• **Listing**
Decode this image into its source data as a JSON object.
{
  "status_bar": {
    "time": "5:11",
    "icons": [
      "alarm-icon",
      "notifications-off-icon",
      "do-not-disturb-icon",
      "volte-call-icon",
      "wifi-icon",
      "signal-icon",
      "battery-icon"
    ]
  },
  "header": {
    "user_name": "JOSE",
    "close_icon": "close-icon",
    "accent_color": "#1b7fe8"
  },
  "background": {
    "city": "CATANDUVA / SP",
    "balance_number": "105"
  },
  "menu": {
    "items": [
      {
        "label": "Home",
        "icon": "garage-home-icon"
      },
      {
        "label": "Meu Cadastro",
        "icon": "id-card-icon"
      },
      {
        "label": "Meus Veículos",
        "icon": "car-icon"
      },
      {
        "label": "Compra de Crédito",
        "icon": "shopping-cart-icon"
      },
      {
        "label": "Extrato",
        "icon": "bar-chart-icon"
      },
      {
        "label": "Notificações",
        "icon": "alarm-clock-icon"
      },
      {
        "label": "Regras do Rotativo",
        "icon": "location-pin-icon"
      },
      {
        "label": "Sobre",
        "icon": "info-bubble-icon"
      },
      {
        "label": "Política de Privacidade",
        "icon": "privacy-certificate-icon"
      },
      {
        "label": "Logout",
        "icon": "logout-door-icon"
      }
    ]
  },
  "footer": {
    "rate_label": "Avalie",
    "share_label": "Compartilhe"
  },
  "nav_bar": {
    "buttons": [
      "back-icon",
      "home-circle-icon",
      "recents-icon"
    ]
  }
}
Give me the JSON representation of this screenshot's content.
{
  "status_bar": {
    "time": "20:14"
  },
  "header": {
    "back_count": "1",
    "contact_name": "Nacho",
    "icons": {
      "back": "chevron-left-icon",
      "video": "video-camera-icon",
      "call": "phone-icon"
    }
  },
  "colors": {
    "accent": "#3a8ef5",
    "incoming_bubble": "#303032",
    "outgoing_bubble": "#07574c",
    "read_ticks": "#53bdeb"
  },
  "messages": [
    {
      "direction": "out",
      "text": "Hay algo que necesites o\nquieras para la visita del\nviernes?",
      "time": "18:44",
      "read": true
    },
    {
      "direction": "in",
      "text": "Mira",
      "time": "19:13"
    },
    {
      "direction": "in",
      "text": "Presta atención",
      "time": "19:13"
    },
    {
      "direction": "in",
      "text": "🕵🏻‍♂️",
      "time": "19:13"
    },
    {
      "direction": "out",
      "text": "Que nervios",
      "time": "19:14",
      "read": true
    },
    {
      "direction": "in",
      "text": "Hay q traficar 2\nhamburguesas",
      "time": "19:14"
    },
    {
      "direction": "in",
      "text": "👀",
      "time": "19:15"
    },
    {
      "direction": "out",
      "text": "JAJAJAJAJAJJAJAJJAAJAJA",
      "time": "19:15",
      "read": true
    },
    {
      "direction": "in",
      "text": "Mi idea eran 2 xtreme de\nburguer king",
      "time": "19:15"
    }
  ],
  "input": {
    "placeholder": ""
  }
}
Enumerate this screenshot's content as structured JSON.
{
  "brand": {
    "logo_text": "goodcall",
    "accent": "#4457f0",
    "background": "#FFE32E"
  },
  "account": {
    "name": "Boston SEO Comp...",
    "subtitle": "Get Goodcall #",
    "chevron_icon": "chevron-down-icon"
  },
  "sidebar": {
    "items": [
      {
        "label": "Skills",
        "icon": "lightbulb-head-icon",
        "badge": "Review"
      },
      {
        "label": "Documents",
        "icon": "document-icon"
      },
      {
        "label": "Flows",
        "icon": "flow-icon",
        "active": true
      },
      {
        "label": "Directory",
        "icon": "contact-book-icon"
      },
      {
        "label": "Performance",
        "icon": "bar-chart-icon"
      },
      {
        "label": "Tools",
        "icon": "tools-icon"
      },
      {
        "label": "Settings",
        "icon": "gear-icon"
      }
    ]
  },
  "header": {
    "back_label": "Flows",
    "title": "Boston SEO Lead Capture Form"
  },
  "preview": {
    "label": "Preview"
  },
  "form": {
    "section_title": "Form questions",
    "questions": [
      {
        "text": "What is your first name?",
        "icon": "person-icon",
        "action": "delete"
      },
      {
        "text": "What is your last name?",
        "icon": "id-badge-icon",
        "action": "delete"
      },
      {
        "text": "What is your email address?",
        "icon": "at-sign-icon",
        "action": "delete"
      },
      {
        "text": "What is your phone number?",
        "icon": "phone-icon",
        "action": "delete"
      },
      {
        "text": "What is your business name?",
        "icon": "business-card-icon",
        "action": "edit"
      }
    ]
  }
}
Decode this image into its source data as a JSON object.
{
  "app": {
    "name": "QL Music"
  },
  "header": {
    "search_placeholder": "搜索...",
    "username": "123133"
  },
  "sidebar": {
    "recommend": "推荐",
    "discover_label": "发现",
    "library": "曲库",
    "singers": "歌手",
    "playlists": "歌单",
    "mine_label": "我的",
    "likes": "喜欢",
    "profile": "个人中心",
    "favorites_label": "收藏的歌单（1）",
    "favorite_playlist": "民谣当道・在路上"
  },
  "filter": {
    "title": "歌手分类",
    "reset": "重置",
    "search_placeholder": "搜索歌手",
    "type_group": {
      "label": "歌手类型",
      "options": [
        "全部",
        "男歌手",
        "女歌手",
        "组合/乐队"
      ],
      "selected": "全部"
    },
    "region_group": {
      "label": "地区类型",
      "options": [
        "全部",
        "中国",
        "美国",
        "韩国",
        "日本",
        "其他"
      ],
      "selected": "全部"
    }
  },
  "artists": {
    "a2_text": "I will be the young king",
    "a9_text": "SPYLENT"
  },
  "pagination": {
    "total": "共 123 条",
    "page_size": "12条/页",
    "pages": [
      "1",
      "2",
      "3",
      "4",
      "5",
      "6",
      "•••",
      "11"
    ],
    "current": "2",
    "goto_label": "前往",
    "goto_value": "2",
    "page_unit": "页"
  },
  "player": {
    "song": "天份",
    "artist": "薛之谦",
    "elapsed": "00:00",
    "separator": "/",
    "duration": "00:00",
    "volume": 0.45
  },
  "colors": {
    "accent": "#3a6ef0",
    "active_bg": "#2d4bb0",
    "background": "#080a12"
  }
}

• **Exercise aim**
Using the data above, print every record exactly as shown.

• **Finished answer**
Decode this image into its source data as a JSON object.
{
  "status_bar": {
    "time": "5:11",
    "icons": [
      "alarm-icon",
      "notifications-off-icon",
      "do-not-disturb-icon",
      "volte-call-icon",
      "wifi-icon",
      "signal-icon",
      "battery-icon"
    ]
  },
  "header": {
    "user_name": "JOSE",
    "close_icon": "close-icon",
    "accent_color": "#1b7fe8"
  },
  "background": {
    "city": "CATANDUVA / SP",
    "balance_number": "105"
  },
  "menu": {
    "items": [
      {
        "label": "Home",
        "icon": "garage-home-icon"
      },
      {
        "label": "Meu Cadastro",
        "icon": "id-card-icon"
      },
      {
        "label": "Meus Veículos",
        "icon": "car-icon"
      },
      {
        "label": "Compra de Crédito",
        "icon": "shopping-cart-icon"
      },
      {
        "label": "Extrato",
        "icon": "bar-chart-icon"
      },
      {
        "label": "Notificações",
        "icon": "alarm-clock-icon"
      },
      {
        "label": "Regras do Rotativo",
        "icon": "location-pin-icon"
      },
      {
        "label": "Sobre",
        "icon": "info-bubble-icon"
      },
      {
        "label": "Política de Privacidade",
        "icon": "privacy-certificate-icon"
      },
      {
        "label": "Logout",
        "icon": "logout-door-icon"
      }
    ]
  },
  "footer": {
    "rate_label": "Avalie",
    "share_label": "Compartilhe"
  },
  "nav_bar": {
    "buttons": [
      "back-icon",
      "home-circle-icon",
      "recents-icon"
    ]
  }
}
Give me the JSON representation of this screenshot's content.
{
  "status_bar": {
    "time": "20:14"
  },
  "header": {
    "back_count": "1",
    "contact_name": "Nacho",
    "icons": {
      "back": "chevron-left-icon",
      "video": "video-camera-icon",
      "call": "phone-icon"
    }
  },
  "colors": {
    "accent": "#3a8ef5",
    "incoming_bubble": "#303032",
    "outgoing_bubble": "#07574c",
    "read_ticks": "#53bdeb"
  },
  "messages": [
    {
      "direction": "out",
      "text": "Hay algo que necesites o\nquieras para la visita del\nviernes?",
      "time": "18:44",
      "read": true
    },
    {
      "direction": "in",
      "text": "Mira",
      "time": "19:13"
    },
    {
      "direction": "in",
      "text": "Presta atención",
      "time": "19:13"
    },
    {
      "direction": "in",
      "text": "🕵🏻‍♂️",
      "time": "19:13"
    },
    {
      "direction": "out",
      "text": "Que nervios",
      "time": "19:14",
      "read": true
    },
    {
      "direction": "in",
      "text": "Hay q traficar 2\nhamburguesas",
      "time": "19:14"
    },
    {
      "direction": "in",
      "text": "👀",
      "time": "19:15"
    },
    {
      "direction": "out",
      "text": "JAJAJAJAJAJJAJAJJAAJAJA",
      "time": "19:15",
      "read": true
    },
    {
      "direction": "in",
      "text": "Mi idea eran 2 xtreme de\nburguer king",
      "time": "19:15"
    }
  ],
  "input": {
    "placeholder": ""
  }
}
Enumerate this screenshot's content as structured JSON.
{
  "brand": {
    "logo_text": "goodcall",
    "accent": "#4457f0",
    "background": "#FFE32E"
  },
  "account": {
    "name": "Boston SEO Comp...",
    "subtitle": "Get Goodcall #",
    "chevron_icon": "chevron-down-icon"
  },
  "sidebar": {
    "items": [
      {
        "label": "Skills",
        "icon": "lightbulb-head-icon",
        "badge": "Review"
      },
      {
        "label": "Documents",
        "icon": "document-icon"
      },
      {
        "label": "Flows",
        "icon": "flow-icon",
        "active": true
      },
      {
        "label": "Directory",
        "icon": "contact-book-icon"
      },
      {
        "label": "Performance",
        "icon": "bar-chart-icon"
      },
      {
        "label": "Tools",
        "icon": "tools-icon"
      },
      {
        "label": "Settings",
        "icon": "gear-icon"
      }
    ]
  },
  "header": {
    "back_label": "Flows",
    "title": "Boston SEO Lead Capture Form"
  },
  "preview": {
    "label": "Preview"
  },
  "form": {
    "section_title": "Form questions",
    "questions": [
      {
        "text": "What is your first name?",
        "icon": "person-icon",
        "action": "delete"
      },
      {
        "text": "What is your last name?",
        "icon": "id-badge-icon",
        "action": "delete"
      },
      {
        "text": "What is your email address?",
        "icon": "at-sign-icon",
        "action": "delete"
      },
      {
        "text": "What is your phone number?",
        "icon": "phone-icon",
        "action": "delete"
      },
      {
        "text": "What is your business name?",
        "icon": "business-card-icon",
        "action": "edit"
      }
    ]
  }
}
Decode this image into its source data as a JSON object.
{
  "app": {
    "name": "QL Music"
  },
  "header": {
    "search_placeholder": "搜索...",
    "username": "123133"
  },
  "sidebar": {
    "recommend": "推荐",
    "discover_label": "发现",
    "library": "曲库",
    "singers": "歌手",
    "playlists": "歌单",
    "mine_label": "我的",
    "likes": "喜欢",
    "profile": "个人中心",
    "favorites_label": "收藏的歌单（1）",
    "favorite_playlist": "民谣当道・在路上"
  },
  "filter": {
    "title": "歌手分类",
    "reset": "重置",
    "search_placeholder": "搜索歌手",
    "type_group": {
      "label": "歌手类型",
      "options": [
        "全部",
        "男歌手",
        "女歌手",
        "组合/乐队"
      ],
      "selected": "全部"
    },
    "region_group": {
      "label": "地区类型",
      "options": [
        "全部",
        "中国",
        "美国",
        "韩国",
        "日本",
        "其他"
      ],
      "selected": "全部"
    }
  },
  "artists": {
    "a2_text": "I will be the young king",
    "a9_text": "SPYLENT"
  },
  "pagination": {
    "total": "共 123 条",
    "page_size": "12条/页",
    "pages": [
      "1",
      "2",
      "3",
      "4",
      "5",
      "6",
      "•••",
      "11"
    ],
    "current": "2",
    "goto_label": "前往",
    "goto_value": "2",
    "page_unit": "页"
  },
  "player": {
    "song": "天份",
    "artist": "薛之谦",
    "elapsed": "00:00",
    "separator": "/",
    "duration": "00:00",
    "volume": 0.45
  },
  "colors": {
    "accent": "#3a6ef0",
    "active_bg": "#2d4bb0",
    "background": "#080a12"
  }
}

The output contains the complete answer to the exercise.